» **Data extract**:
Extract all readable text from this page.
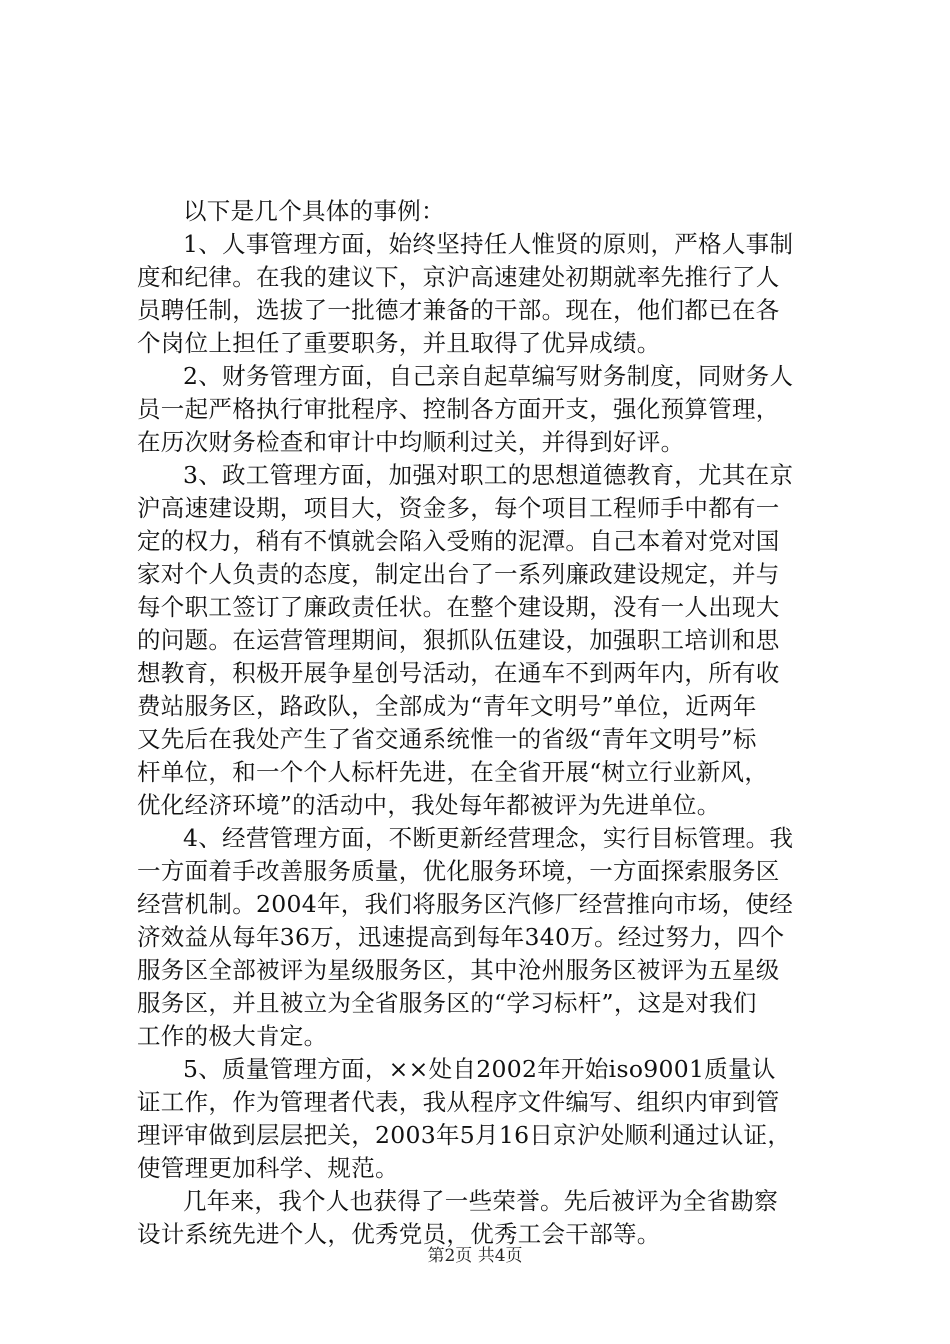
以下是几个具体的事例：
1、人事管理方面，始终坚持任人惟贤的原则，严格人事制
度和纪律。在我的建议下，京沪高速建处初期就率先推行了人
员聘任制，选拔了一批德才兼备的干部。现在，他们都已在各
个岗位上担任了重要职务，并且取得了优异成绩。
2、财务管理方面，自己亲自起草编写财务制度，同财务人
员一起严格执行审批程序、控制各方面开支，强化预算管理，
在历次财务检查和审计中均顺利过关，并得到好评。
3、政工管理方面，加强对职工的思想道德教育，尤其在京
沪高速建设期，项目大，资金多，每个项目工程师手中都有一
定的权力，稍有不慎就会陷入受贿的泥潭。自己本着对党对国
家对个人负责的态度，制定出台了一系列廉政建设规定，并与
每个职工签订了廉政责任状。在整个建设期，没有一人出现大
的问题。在运营管理期间，狠抓队伍建设，加强职工培训和思
想教育，积极开展争星创号活动，在通车不到两年内，所有收
费站服务区，路政队，全部成为“青年文明号”单位，近两年
又先后在我处产生了省交通系统惟一的省级“青年文明号”标
杆单位，和一个个人标杆先进，在全省开展“树立行业新风，
优化经济环境”的活动中，我处每年都被评为先进单位。
4、经营管理方面，不断更新经营理念，实行目标管理。我
一方面着手改善服务质量，优化服务环境，一方面探索服务区
经营机制。2004年，我们将服务区汽修厂经营推向市场，使经
济效益从每年36万，迅速提高到每年340万。经过努力，四个
服务区全部被评为星级服务区，其中沧州服务区被评为五星级
服务区，并且被立为全省服务区的“学习标杆”，这是对我们
工作的极大肯定。
5、质量管理方面，××处自2002年开始iso9001质量认
证工作，作为管理者代表，我从程序文件编写、组织内审到管
理评审做到层层把关，2003年5月16日京沪处顺利通过认证，
使管理更加科学、规范。
几年来，我个人也获得了一些荣誉。先后被评为全省勘察
设计系统先进个人，优秀党员，优秀工会干部等。
第2页 共4页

» **Written request**:
From the entries above, pull out each line that includes "青年文明号".

» **Expected answer**:
费站服务区，路政队，全部成为“青年文明号”单位，近两年
又先后在我处产生了省交通系统惟一的省级“青年文明号”标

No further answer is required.